Each record is to be transcribed exactly.

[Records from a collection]
============================================================

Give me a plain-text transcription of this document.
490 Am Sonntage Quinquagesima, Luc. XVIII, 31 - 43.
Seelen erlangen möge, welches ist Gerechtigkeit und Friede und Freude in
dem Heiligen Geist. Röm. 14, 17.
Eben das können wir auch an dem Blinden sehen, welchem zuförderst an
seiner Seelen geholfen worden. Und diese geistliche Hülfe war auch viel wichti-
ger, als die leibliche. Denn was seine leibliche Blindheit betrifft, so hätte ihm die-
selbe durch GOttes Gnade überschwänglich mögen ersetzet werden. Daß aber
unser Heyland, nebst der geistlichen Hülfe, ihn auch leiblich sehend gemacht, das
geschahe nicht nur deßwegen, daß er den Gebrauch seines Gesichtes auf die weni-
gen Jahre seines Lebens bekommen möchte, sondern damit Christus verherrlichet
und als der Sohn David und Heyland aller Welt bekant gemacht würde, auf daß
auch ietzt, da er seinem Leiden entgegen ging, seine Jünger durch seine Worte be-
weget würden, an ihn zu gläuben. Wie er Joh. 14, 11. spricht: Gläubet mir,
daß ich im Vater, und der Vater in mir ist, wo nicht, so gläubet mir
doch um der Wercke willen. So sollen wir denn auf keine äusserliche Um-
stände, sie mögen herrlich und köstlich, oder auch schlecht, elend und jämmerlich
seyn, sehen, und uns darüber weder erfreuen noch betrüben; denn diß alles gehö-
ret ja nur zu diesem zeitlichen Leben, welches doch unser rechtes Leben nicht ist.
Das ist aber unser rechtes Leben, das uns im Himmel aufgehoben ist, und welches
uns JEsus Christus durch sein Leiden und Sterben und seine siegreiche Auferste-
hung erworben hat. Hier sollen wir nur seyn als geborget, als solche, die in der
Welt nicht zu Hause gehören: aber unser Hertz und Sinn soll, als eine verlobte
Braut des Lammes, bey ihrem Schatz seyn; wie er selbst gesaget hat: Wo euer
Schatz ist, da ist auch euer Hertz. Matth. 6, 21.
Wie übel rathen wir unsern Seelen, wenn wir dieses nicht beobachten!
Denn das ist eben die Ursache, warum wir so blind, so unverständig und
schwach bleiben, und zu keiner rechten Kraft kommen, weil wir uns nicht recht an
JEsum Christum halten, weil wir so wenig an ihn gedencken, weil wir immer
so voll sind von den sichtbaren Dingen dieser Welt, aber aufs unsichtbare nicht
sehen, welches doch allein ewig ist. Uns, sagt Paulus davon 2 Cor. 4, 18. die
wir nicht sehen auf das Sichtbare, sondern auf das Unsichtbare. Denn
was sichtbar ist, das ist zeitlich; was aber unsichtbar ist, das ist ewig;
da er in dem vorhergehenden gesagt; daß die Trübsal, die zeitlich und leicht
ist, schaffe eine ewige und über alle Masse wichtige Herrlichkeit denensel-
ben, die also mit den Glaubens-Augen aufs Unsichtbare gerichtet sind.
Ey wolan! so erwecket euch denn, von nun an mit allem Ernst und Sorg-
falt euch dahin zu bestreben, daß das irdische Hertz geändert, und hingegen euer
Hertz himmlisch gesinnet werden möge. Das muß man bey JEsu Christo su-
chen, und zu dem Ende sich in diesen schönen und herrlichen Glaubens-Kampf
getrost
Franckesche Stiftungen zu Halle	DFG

============================================================

- [COMPLETE ANSWER]
Give me a plain-text transcription of this document.
490 Am Sonntage Quinquagesima, Luc. XVIII, 31 - 43.
Seelen erlangen möge, welches ist Gerechtigkeit und Friede und Freude in
dem Heiligen Geist. Röm. 14, 17.
Eben das können wir auch an dem Blinden sehen, welchem zuförderst an
seiner Seelen geholfen worden. Und diese geistliche Hülfe war auch viel wichti-
ger, als die leibliche. Denn was seine leibliche Blindheit betrifft, so hätte ihm die-
selbe durch GOttes Gnade überschwänglich mögen ersetzet werden. Daß aber
unser Heyland, nebst der geistlichen Hülfe, ihn auch leiblich sehend gemacht, das
geschahe nicht nur deßwegen, daß er den Gebrauch seines Gesichtes auf die weni-
gen Jahre seines Lebens bekommen möchte, sondern damit Christus verherrlichet
und als der Sohn David und Heyland aller Welt bekant gemacht würde, auf daß
auch ietzt, da er seinem Leiden entgegen ging, seine Jünger durch seine Worte be-
weget würden, an ihn zu gläuben. Wie er Joh. 14, 11. spricht: Gläubet mir,
daß ich im Vater, und der Vater in mir ist, wo nicht, so gläubet mir
doch um der Wercke willen. So sollen wir denn auf keine äusserliche Um-
stände, sie mögen herrlich und köstlich, oder auch schlecht, elend und jämmerlich
seyn, sehen, und uns darüber weder erfreuen noch betrüben; denn diß alles gehö-
ret ja nur zu diesem zeitlichen Leben, welches doch unser rechtes Leben nicht ist.
Das ist aber unser rechtes Leben, das uns im Himmel aufgehoben ist, und welches
uns JEsus Christus durch sein Leiden und Sterben und seine siegreiche Auferste-
hung erworben hat. Hier sollen wir nur seyn als geborget, als solche, die in der
Welt nicht zu Hause gehören: aber unser Hertz und Sinn soll, als eine verlobte
Braut des Lammes, bey ihrem Schatz seyn; wie er selbst gesaget hat: Wo euer
Schatz ist, da ist auch euer Hertz. Matth. 6, 21.
Wie übel rathen wir unsern Seelen, wenn wir dieses nicht beobachten!
Denn das ist eben die Ursache, warum wir so blind, so unverständig und
schwach bleiben, und zu keiner rechten Kraft kommen, weil wir uns nicht recht an
JEsum Christum halten, weil wir so wenig an ihn gedencken, weil wir immer
so voll sind von den sichtbaren Dingen dieser Welt, aber aufs unsichtbare nicht
sehen, welches doch allein ewig ist. Uns, sagt Paulus davon 2 Cor. 4, 18. die
wir nicht sehen auf das Sichtbare, sondern auf das Unsichtbare. Denn
was sichtbar ist, das ist zeitlich; was aber unsichtbar ist, das ist ewig;
da er in dem vorhergehenden gesagt; daß die Trübsal, die zeitlich und leicht
ist, schaffe eine ewige und über alle Masse wichtige Herrlichkeit denensel-
ben, die also mit den Glaubens-Augen aufs Unsichtbare gerichtet sind.
Ey wolan! so erwecket euch denn, von nun an mit allem Ernst und Sorg-
falt euch dahin zu bestreben, daß das irdische Hertz geändert, und hingegen euer
Hertz himmlisch gesinnet werden möge. Das muß man bey JEsu Christo su-
chen, und zu dem Ende sich in diesen schönen und herrlichen Glaubens-Kampf
getrost
Franckesche Stiftungen zu Halle	DFG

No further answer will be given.